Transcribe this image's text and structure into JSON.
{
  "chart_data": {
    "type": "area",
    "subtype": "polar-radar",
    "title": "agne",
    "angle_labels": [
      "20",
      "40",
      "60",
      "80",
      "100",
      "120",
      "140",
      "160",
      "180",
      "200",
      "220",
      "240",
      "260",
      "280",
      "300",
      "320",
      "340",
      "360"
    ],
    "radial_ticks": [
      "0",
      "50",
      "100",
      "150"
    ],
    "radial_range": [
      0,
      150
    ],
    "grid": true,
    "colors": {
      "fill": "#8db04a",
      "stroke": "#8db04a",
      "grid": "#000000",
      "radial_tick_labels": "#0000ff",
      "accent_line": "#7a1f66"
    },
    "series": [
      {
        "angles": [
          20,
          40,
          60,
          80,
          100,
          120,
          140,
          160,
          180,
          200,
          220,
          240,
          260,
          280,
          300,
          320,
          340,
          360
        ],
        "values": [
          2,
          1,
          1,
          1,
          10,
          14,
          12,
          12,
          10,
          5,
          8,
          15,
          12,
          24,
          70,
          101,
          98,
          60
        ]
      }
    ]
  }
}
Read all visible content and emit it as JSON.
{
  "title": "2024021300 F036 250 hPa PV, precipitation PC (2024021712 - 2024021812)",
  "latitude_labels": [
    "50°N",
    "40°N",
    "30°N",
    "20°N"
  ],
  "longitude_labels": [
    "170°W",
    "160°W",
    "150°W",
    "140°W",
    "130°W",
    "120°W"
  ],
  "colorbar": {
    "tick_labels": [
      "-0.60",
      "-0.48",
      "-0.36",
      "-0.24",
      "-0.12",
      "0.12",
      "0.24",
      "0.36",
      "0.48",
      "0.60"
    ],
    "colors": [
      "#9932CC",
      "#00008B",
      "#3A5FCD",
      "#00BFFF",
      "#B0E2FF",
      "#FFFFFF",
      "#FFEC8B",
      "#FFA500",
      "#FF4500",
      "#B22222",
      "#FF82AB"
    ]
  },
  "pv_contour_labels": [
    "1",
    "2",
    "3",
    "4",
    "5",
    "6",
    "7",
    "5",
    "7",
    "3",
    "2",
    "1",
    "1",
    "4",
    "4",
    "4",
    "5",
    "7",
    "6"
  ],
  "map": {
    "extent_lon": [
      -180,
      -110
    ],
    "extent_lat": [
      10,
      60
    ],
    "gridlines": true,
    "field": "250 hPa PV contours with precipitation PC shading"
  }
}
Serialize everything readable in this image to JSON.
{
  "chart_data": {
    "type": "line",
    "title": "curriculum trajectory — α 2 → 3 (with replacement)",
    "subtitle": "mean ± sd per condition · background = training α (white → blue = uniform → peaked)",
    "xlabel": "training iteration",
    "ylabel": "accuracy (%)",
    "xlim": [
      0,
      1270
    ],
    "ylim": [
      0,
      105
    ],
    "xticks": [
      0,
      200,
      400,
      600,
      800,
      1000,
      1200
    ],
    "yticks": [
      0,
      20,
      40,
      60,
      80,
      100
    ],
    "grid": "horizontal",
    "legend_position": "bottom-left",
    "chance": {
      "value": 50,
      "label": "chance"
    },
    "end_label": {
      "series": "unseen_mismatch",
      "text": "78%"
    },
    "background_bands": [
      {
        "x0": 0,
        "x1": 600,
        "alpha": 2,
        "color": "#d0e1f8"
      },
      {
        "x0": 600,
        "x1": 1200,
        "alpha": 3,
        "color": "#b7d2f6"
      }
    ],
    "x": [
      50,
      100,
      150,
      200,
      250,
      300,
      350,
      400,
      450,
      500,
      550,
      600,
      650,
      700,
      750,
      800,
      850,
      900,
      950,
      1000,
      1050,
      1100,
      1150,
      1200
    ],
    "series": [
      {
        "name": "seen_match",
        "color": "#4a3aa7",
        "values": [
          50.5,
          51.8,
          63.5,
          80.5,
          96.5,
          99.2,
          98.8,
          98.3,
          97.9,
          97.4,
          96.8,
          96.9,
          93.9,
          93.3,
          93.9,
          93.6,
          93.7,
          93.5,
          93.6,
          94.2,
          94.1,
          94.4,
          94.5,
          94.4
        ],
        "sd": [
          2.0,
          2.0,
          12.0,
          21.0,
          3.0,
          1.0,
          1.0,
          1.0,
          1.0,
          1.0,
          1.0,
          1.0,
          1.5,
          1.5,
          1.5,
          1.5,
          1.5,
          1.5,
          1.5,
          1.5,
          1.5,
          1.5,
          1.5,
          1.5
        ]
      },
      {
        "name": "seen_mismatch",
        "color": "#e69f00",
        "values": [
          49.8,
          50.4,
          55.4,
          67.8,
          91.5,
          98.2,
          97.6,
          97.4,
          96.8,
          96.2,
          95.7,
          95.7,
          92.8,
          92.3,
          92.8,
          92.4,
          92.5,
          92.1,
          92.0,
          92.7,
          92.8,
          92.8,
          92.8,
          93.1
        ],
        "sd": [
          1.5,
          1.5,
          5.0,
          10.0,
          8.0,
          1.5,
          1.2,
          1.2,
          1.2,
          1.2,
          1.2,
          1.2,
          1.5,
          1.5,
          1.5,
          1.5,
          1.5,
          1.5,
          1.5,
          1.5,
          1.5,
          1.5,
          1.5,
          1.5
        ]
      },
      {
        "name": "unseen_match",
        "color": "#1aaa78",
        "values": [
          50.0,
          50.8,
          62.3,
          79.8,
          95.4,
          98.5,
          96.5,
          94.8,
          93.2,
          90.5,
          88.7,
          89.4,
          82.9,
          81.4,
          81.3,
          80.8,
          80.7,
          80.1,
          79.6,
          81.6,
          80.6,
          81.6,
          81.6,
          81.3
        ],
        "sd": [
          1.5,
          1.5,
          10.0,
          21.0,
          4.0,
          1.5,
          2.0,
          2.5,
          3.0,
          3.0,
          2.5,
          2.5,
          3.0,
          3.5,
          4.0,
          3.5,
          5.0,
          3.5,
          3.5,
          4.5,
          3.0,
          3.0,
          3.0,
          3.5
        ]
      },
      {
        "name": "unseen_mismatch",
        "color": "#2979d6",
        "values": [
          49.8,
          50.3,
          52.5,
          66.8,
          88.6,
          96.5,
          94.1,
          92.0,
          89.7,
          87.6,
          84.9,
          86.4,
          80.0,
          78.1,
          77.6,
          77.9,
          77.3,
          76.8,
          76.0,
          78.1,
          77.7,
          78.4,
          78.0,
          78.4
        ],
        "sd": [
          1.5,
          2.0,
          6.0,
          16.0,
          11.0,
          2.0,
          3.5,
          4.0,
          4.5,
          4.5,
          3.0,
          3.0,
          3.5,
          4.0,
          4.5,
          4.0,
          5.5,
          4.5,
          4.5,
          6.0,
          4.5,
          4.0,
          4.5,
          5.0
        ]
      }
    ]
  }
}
◇ ◇ ◇ ◇ ◇
◆ YOUR GOAL:
Extract all lines as given.

◆ WRITTEN ANSWER:
Transcribe this image's text and structure into JSON.
{
  "chart_data": {
    "type": "area",
    "subtype": "polar-radar",
    "title": "agne",
    "angle_labels": [
      "20",
      "40",
      "60",
      "80",
      "100",
      "120",
      "140",
      "160",
      "180",
      "200",
      "220",
      "240",
      "260",
      "280",
      "300",
      "320",
      "340",
      "360"
    ],
    "radial_ticks": [
      "0",
      "50",
      "100",
      "150"
    ],
    "radial_range": [
      0,
      150
    ],
    "grid": true,
    "colors": {
      "fill": "#8db04a",
      "stroke": "#8db04a",
      "grid": "#000000",
      "radial_tick_labels": "#0000ff",
      "accent_line": "#7a1f66"
    },
    "series": [
      {
        "angles": [
          20,
          40,
          60,
          80,
          100,
          120,
          140,
          160,
          180,
          200,
          220,
          240,
          260,
          280,
          300,
          320,
          340,
          360
        ],
        "values": [
          2,
          1,
          1,
          1,
          10,
          14,
          12,
          12,
          10,
          5,
          8,
          15,
          12,
          24,
          70,
          101,
          98,
          60
        ]
      }
    ]
  }
}
Read all visible content and emit it as JSON.
{
  "title": "2024021300 F036 250 hPa PV, precipitation PC (2024021712 - 2024021812)",
  "latitude_labels": [
    "50°N",
    "40°N",
    "30°N",
    "20°N"
  ],
  "longitude_labels": [
    "170°W",
    "160°W",
    "150°W",
    "140°W",
    "130°W",
    "120°W"
  ],
  "colorbar": {
    "tick_labels": [
      "-0.60",
      "-0.48",
      "-0.36",
      "-0.24",
      "-0.12",
      "0.12",
      "0.24",
      "0.36",
      "0.48",
      "0.60"
    ],
    "colors": [
      "#9932CC",
      "#00008B",
      "#3A5FCD",
      "#00BFFF",
      "#B0E2FF",
      "#FFFFFF",
      "#FFEC8B",
      "#FFA500",
      "#FF4500",
      "#B22222",
      "#FF82AB"
    ]
  },
  "pv_contour_labels": [
    "1",
    "2",
    "3",
    "4",
    "5",
    "6",
    "7",
    "5",
    "7",
    "3",
    "2",
    "1",
    "1",
    "4",
    "4",
    "4",
    "5",
    "7",
    "6"
  ],
  "map": {
    "extent_lon": [
      -180,
      -110
    ],
    "extent_lat": [
      10,
      60
    ],
    "gridlines": true,
    "field": "250 hPa PV contours with precipitation PC shading"
  }
}
Serialize everything readable in this image to JSON.
{
  "chart_data": {
    "type": "line",
    "title": "curriculum trajectory — α 2 → 3 (with replacement)",
    "subtitle": "mean ± sd per condition · background = training α (white → blue = uniform → peaked)",
    "xlabel": "training iteration",
    "ylabel": "accuracy (%)",
    "xlim": [
      0,
      1270
    ],
    "ylim": [
      0,
      105
    ],
    "xticks": [
      0,
      200,
      400,
      600,
      800,
      1000,
      1200
    ],
    "yticks": [
      0,
      20,
      40,
      60,
      80,
      100
    ],
    "grid": "horizontal",
    "legend_position": "bottom-left",
    "chance": {
      "value": 50,
      "label": "chance"
    },
    "end_label": {
      "series": "unseen_mismatch",
      "text": "78%"
    },
    "background_bands": [
      {
        "x0": 0,
        "x1": 600,
        "alpha": 2,
        "color": "#d0e1f8"
      },
      {
        "x0": 600,
        "x1": 1200,
        "alpha": 3,
        "color": "#b7d2f6"
      }
    ],
    "x": [
      50,
      100,
      150,
      200,
      250,
      300,
      350,
      400,
      450,
      500,
      550,
      600,
      650,
      700,
      750,
      800,
      850,
      900,
      950,
      1000,
      1050,
      1100,
      1150,
      1200
    ],
    "series": [
      {
        "name": "seen_match",
        "color": "#4a3aa7",
        "values": [
          50.5,
          51.8,
          63.5,
          80.5,
          96.5,
          99.2,
          98.8,
          98.3,
          97.9,
          97.4,
          96.8,
          96.9,
          93.9,
          93.3,
          93.9,
          93.6,
          93.7,
          93.5,
          93.6,
          94.2,
          94.1,
          94.4,
          94.5,
          94.4
        ],
        "sd": [
          2.0,
          2.0,
          12.0,
          21.0,
          3.0,
          1.0,
          1.0,
          1.0,
          1.0,
          1.0,
          1.0,
          1.0,
          1.5,
          1.5,
          1.5,
          1.5,
          1.5,
          1.5,
          1.5,
          1.5,
          1.5,
          1.5,
          1.5,
          1.5
        ]
      },
      {
        "name": "seen_mismatch",
        "color": "#e69f00",
        "values": [
          49.8,
          50.4,
          55.4,
          67.8,
          91.5,
          98.2,
          97.6,
          97.4,
          96.8,
          96.2,
          95.7,
          95.7,
          92.8,
          92.3,
          92.8,
          92.4,
          92.5,
          92.1,
          92.0,
          92.7,
          92.8,
          92.8,
          92.8,
          93.1
        ],
        "sd": [
          1.5,
          1.5,
          5.0,
          10.0,
          8.0,
          1.5,
          1.2,
          1.2,
          1.2,
          1.2,
          1.2,
          1.2,
          1.5,
          1.5,
          1.5,
          1.5,
          1.5,
          1.5,
          1.5,
          1.5,
          1.5,
          1.5,
          1.5,
          1.5
        ]
      },
      {
        "name": "unseen_match",
        "color": "#1aaa78",
        "values": [
          50.0,
          50.8,
          62.3,
          79.8,
          95.4,
          98.5,
          96.5,
          94.8,
          93.2,
          90.5,
          88.7,
          89.4,
          82.9,
          81.4,
          81.3,
          80.8,
          80.7,
          80.1,
          79.6,
          81.6,
          80.6,
          81.6,
          81.6,
          81.3
        ],
        "sd": [
          1.5,
          1.5,
          10.0,
          21.0,
          4.0,
          1.5,
          2.0,
          2.5,
          3.0,
          3.0,
          2.5,
          2.5,
          3.0,
          3.5,
          4.0,
          3.5,
          5.0,
          3.5,
          3.5,
          4.5,
          3.0,
          3.0,
          3.0,
          3.5
        ]
      },
      {
        "name": "unseen_mismatch",
        "color": "#2979d6",
        "values": [
          49.8,
          50.3,
          52.5,
          66.8,
          88.6,
          96.5,
          94.1,
          92.0,
          89.7,
          87.6,
          84.9,
          86.4,
          80.0,
          78.1,
          77.6,
          77.9,
          77.3,
          76.8,
          76.0,
          78.1,
          77.7,
          78.4,
          78.0,
          78.4
        ],
        "sd": [
          1.5,
          2.0,
          6.0,
          16.0,
          11.0,
          2.0,
          3.5,
          4.0,
          4.5,
          4.5,
          3.0,
          3.0,
          3.5,
          4.0,
          4.5,
          4.0,
          5.5,
          4.5,
          4.5,
          6.0,
          4.5,
          4.0,
          4.5,
          5.0
        ]
      }
    ]
  }
}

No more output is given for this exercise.